> _Short problem_
Transcribe the lines exactly, beginning with the one that contains "Give me a plain-text" and ending with the final line of the records. Do not transcribe pictures.

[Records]
= = =

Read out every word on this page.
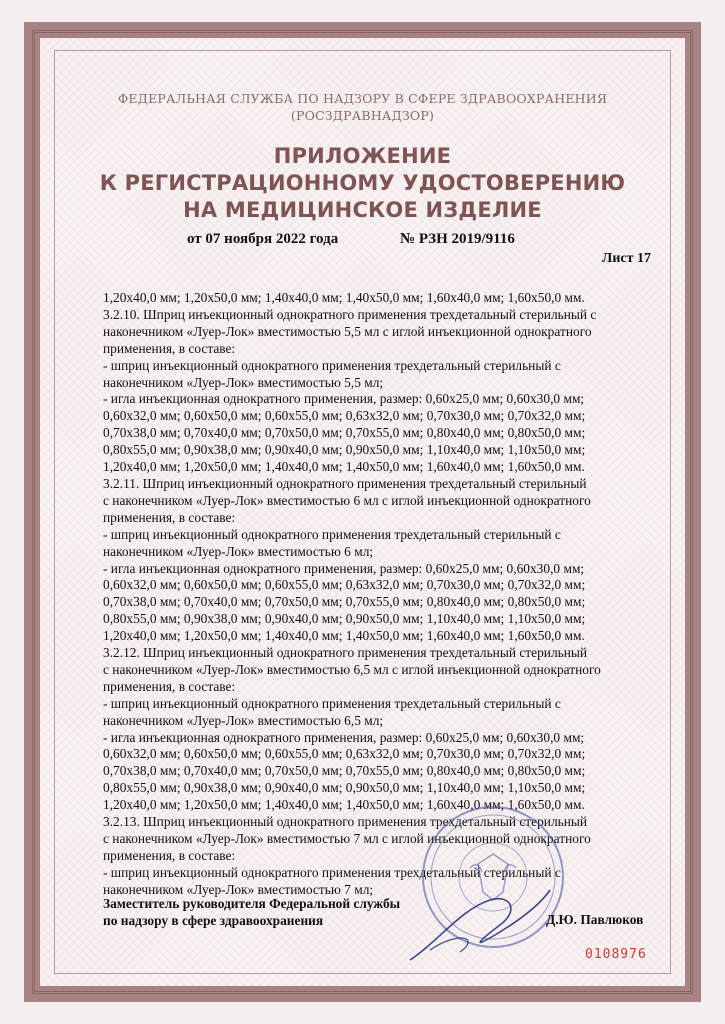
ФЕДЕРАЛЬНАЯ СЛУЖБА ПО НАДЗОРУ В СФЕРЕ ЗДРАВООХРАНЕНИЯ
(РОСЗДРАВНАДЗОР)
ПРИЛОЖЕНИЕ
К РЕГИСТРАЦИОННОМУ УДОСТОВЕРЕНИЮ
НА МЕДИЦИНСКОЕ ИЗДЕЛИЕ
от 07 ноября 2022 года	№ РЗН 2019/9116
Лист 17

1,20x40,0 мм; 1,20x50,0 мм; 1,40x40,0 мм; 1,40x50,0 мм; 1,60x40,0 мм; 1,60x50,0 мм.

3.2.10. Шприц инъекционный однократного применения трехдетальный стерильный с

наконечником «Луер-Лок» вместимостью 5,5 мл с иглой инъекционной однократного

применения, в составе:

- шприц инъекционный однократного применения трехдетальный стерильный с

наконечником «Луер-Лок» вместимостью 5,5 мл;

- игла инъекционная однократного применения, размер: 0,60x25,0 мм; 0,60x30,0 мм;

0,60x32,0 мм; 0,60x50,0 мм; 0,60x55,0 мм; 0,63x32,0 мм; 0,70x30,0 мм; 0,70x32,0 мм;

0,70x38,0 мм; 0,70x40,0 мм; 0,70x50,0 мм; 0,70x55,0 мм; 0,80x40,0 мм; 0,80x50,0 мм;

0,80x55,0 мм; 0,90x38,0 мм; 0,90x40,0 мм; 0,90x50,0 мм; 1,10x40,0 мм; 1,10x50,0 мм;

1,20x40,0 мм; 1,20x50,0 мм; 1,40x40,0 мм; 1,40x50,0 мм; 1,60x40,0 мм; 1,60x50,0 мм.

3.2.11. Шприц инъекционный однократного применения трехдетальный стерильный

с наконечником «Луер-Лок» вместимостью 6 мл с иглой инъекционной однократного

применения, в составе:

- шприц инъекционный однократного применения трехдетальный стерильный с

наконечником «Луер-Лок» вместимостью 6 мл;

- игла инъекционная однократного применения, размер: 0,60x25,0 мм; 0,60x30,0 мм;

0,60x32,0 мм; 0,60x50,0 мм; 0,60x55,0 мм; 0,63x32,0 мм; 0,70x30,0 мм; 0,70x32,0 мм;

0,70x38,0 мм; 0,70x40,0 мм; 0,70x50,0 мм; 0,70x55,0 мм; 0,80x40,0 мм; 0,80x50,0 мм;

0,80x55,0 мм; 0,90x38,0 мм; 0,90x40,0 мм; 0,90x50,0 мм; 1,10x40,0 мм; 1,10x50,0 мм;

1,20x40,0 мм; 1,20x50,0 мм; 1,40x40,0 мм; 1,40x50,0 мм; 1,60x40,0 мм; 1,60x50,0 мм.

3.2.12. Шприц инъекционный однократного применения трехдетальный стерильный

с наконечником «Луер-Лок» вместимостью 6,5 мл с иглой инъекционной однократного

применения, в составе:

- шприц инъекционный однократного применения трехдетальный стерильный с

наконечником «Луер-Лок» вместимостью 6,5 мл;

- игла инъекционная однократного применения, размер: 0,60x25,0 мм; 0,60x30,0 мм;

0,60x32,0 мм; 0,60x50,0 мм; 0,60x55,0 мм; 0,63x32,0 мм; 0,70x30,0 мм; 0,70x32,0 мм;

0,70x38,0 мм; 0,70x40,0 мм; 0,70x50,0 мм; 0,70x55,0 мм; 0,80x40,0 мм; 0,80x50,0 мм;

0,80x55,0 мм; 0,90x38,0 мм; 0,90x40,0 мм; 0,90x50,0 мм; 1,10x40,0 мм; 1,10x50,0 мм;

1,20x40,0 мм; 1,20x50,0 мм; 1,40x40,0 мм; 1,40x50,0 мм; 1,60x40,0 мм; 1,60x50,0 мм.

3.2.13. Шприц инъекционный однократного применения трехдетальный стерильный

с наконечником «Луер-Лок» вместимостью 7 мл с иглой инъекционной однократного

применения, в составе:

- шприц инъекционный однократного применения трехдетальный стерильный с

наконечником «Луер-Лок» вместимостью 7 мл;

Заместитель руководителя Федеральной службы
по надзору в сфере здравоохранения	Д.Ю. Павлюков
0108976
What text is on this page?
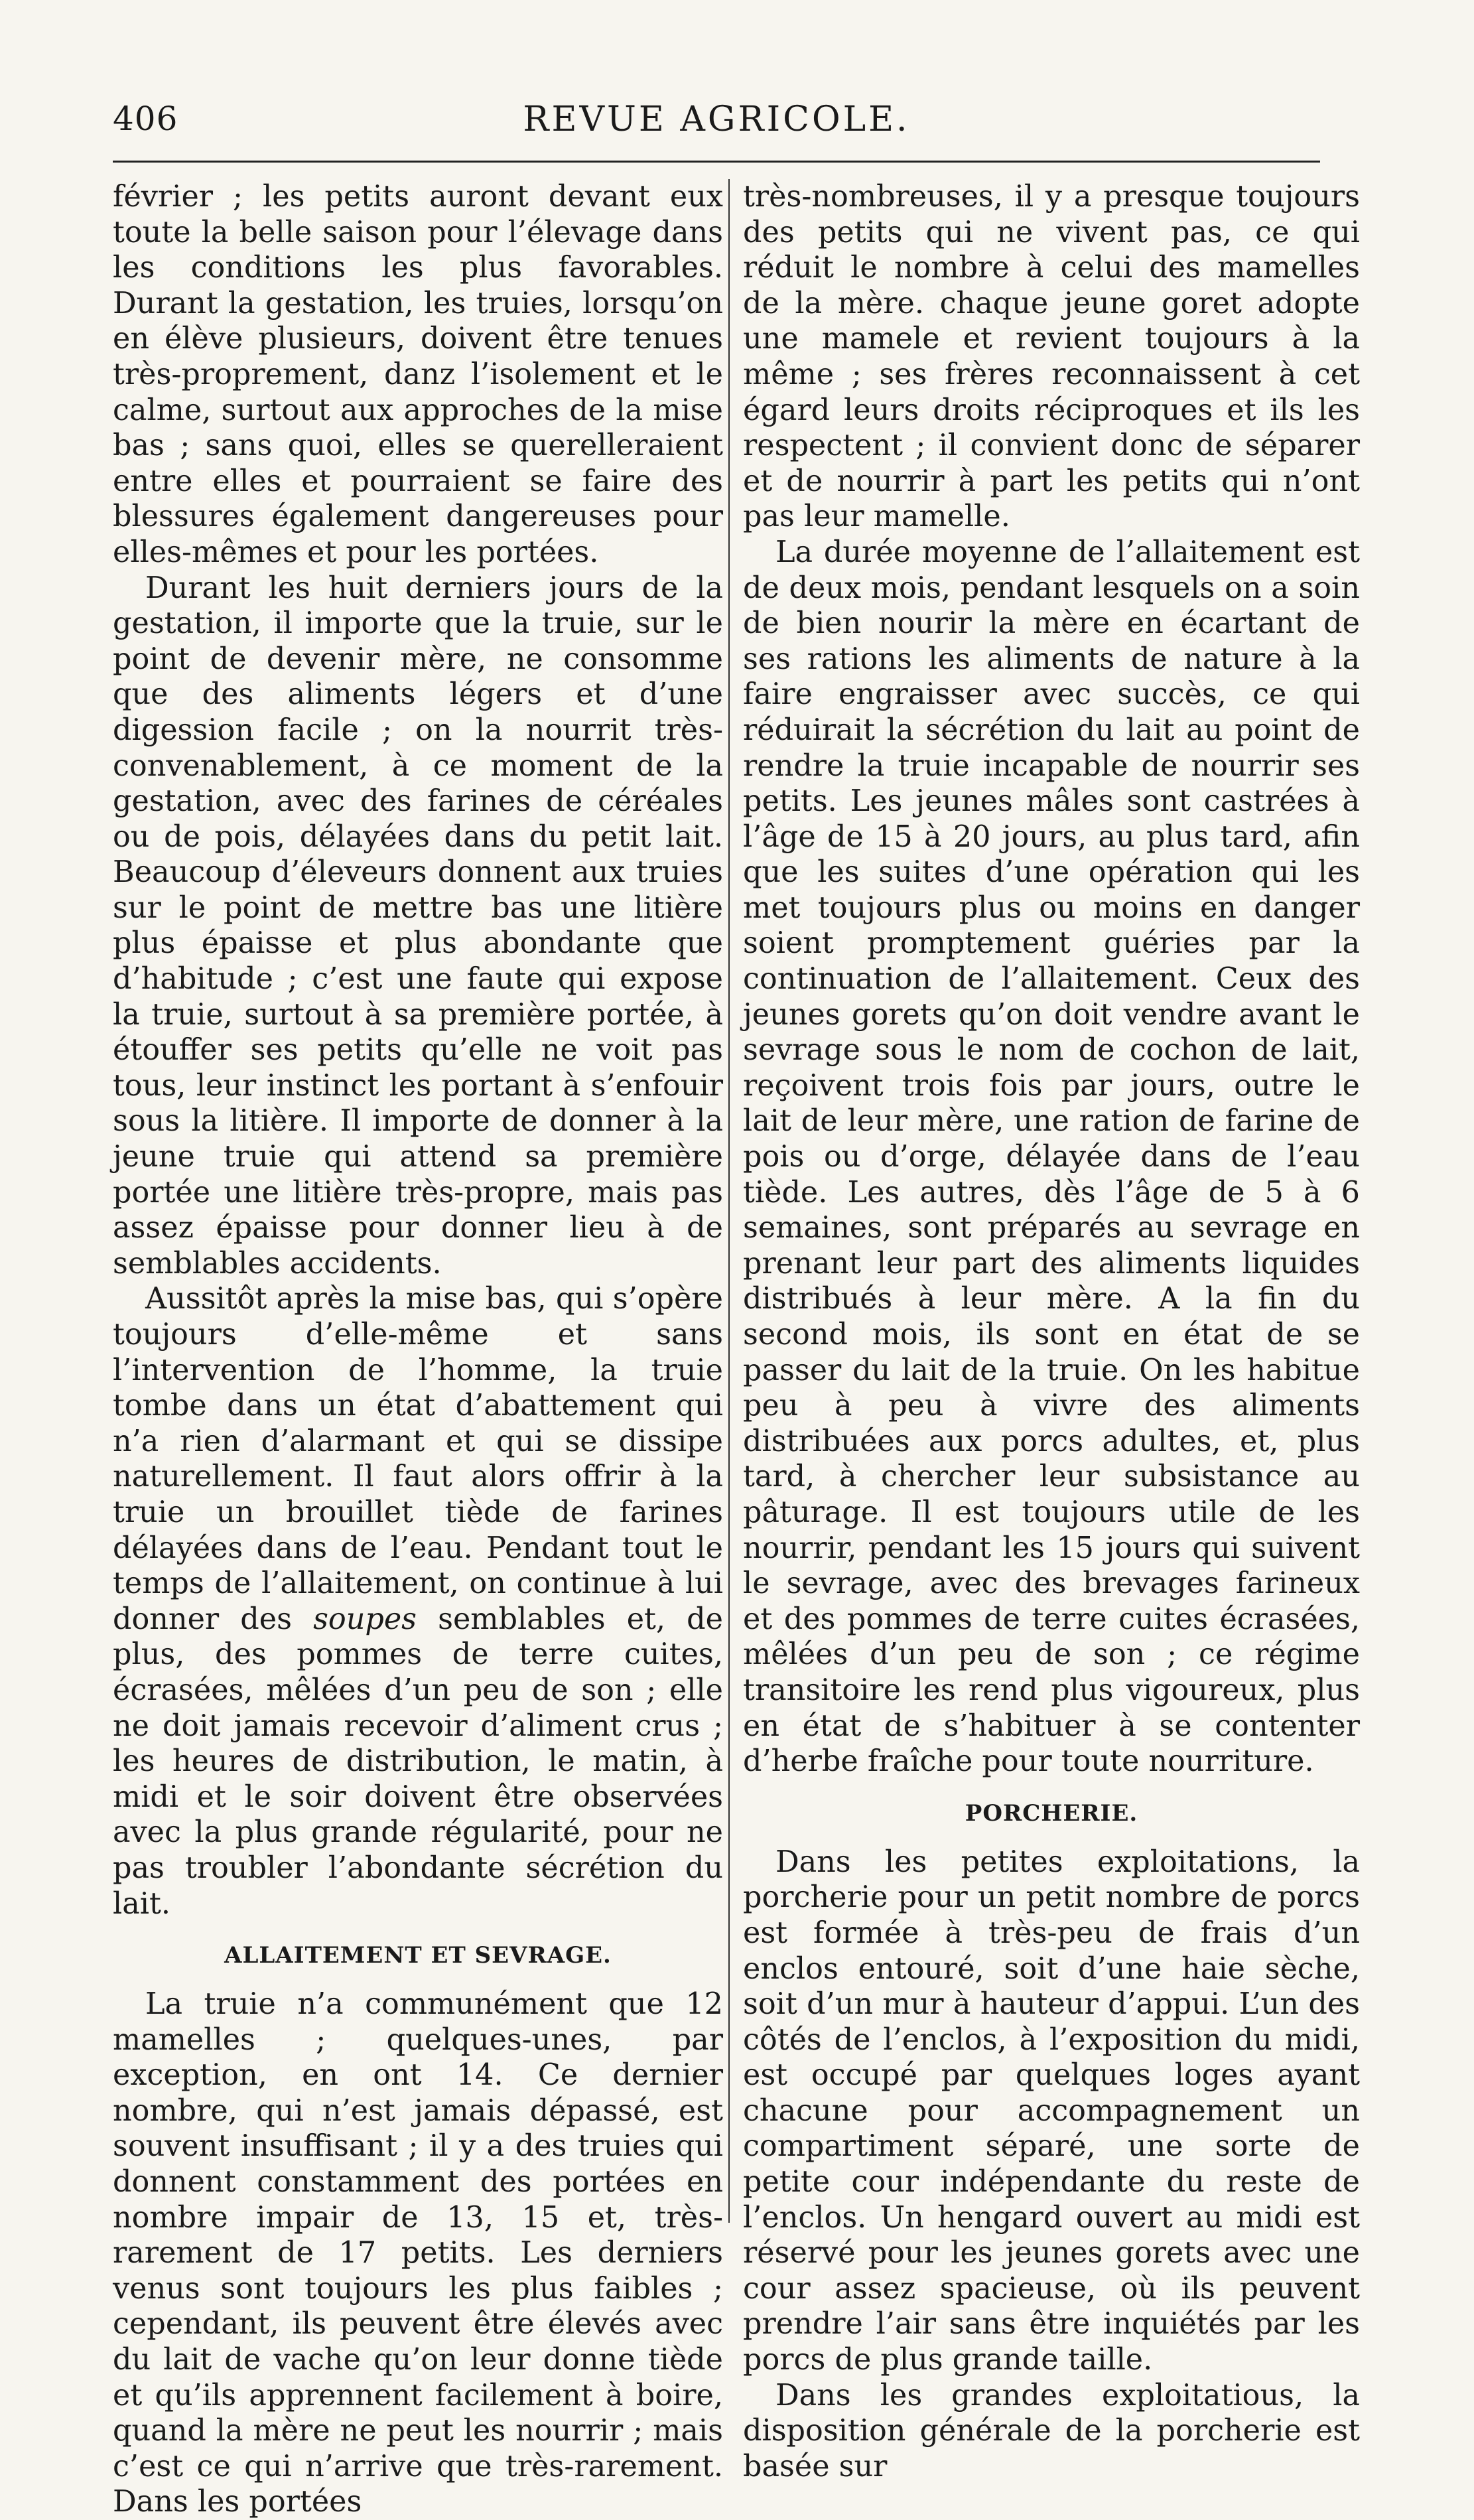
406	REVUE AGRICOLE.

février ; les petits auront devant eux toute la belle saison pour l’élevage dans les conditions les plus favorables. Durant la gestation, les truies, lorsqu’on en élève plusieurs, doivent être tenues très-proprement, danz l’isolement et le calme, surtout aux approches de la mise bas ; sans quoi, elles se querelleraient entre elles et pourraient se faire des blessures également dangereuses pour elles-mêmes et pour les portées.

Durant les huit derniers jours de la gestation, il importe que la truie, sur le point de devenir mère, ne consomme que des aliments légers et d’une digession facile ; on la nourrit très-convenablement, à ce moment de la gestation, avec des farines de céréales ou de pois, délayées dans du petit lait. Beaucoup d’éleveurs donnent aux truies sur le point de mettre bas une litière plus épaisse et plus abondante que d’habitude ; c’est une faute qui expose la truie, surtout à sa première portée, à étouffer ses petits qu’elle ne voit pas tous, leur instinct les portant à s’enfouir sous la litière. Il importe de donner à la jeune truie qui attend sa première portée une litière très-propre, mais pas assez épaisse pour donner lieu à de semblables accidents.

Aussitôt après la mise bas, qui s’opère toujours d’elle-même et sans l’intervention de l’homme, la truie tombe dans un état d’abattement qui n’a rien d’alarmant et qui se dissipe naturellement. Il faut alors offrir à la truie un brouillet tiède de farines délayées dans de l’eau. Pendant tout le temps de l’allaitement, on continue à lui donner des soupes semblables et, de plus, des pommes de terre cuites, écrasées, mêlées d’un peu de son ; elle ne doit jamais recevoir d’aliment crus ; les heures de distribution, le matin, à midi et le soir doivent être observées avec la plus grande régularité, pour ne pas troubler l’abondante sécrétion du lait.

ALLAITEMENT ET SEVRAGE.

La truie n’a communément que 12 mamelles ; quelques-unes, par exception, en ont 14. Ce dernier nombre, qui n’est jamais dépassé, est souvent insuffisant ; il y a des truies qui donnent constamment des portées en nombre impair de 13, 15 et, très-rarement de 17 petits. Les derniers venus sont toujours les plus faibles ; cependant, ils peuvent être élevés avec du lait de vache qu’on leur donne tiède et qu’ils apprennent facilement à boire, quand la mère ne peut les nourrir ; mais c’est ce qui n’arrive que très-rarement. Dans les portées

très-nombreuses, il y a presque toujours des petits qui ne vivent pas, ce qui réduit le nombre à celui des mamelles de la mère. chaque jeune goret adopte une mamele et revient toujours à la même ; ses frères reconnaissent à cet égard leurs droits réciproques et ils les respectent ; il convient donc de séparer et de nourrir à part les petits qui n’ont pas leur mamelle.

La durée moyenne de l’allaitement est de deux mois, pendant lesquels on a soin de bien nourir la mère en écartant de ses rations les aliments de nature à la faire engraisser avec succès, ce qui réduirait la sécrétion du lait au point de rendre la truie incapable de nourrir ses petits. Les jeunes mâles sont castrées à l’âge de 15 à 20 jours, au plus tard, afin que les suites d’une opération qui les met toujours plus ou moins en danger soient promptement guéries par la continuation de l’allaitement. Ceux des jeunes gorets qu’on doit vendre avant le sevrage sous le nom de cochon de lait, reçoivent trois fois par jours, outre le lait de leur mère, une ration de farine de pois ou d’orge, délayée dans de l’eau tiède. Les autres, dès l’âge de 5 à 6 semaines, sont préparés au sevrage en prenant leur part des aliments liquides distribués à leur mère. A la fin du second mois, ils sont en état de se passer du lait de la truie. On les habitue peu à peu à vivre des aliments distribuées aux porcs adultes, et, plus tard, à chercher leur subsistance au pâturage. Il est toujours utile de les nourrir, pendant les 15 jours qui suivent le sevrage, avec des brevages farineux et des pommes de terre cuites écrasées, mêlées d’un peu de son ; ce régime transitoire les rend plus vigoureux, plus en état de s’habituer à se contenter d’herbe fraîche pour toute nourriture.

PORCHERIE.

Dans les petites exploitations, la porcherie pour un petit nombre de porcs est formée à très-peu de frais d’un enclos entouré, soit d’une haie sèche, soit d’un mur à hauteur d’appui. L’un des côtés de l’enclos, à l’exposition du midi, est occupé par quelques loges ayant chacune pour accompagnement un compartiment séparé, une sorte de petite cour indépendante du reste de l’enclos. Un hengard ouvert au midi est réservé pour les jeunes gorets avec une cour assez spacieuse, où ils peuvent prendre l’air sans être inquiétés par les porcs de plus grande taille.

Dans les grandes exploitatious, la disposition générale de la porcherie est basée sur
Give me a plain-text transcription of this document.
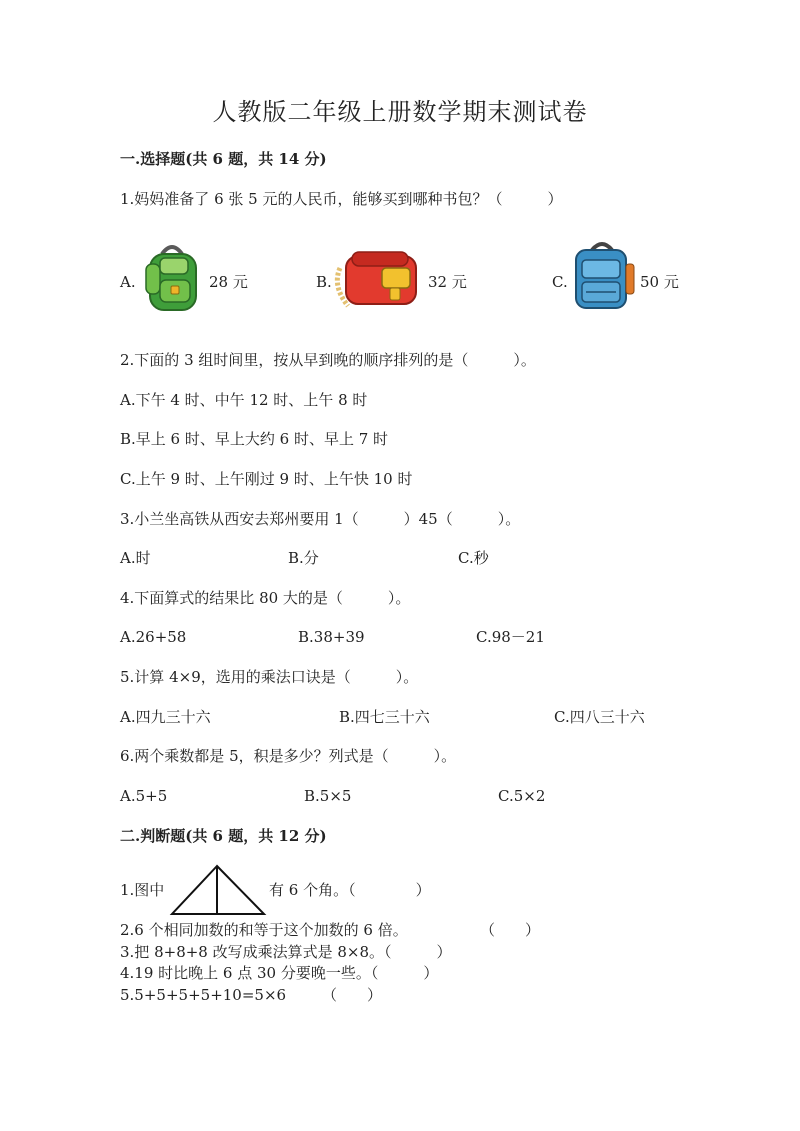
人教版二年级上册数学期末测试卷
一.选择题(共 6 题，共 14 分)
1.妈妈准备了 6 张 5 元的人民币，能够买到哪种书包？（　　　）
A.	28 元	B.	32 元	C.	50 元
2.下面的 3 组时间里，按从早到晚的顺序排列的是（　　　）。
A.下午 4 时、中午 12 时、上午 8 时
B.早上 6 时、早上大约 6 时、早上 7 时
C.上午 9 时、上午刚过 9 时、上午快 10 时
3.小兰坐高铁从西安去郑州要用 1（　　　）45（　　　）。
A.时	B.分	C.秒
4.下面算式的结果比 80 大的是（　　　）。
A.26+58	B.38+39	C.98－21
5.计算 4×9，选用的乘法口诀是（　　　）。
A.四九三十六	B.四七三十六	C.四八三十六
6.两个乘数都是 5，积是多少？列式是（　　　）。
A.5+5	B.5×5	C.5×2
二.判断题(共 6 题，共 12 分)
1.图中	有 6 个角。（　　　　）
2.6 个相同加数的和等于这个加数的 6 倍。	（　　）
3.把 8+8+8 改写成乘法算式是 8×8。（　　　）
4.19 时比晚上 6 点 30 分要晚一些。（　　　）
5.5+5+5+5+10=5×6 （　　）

= = =

> _Solution to this task_
Give me a plain-text transcription of this document.
人教版二年级上册数学期末测试卷
一.选择题(共 6 题，共 14 分)
1.妈妈准备了 6 张 5 元的人民币，能够买到哪种书包？（　　　）
A.	28 元	B.	32 元	C.	50 元
2.下面的 3 组时间里，按从早到晚的顺序排列的是（　　　）。
A.下午 4 时、中午 12 时、上午 8 时
B.早上 6 时、早上大约 6 时、早上 7 时
C.上午 9 时、上午刚过 9 时、上午快 10 时
3.小兰坐高铁从西安去郑州要用 1（　　　）45（　　　）。
A.时	B.分	C.秒
4.下面算式的结果比 80 大的是（　　　）。
A.26+58	B.38+39	C.98－21
5.计算 4×9，选用的乘法口诀是（　　　）。
A.四九三十六	B.四七三十六	C.四八三十六
6.两个乘数都是 5，积是多少？列式是（　　　）。
A.5+5	B.5×5	C.5×2
二.判断题(共 6 题，共 12 分)
1.图中	有 6 个角。（　　　　）
2.6 个相同加数的和等于这个加数的 6 倍。	（　　）
3.把 8+8+8 改写成乘法算式是 8×8。（　　　）
4.19 时比晚上 6 点 30 分要晚一些。（　　　）
5.5+5+5+5+10=5×6 （　　）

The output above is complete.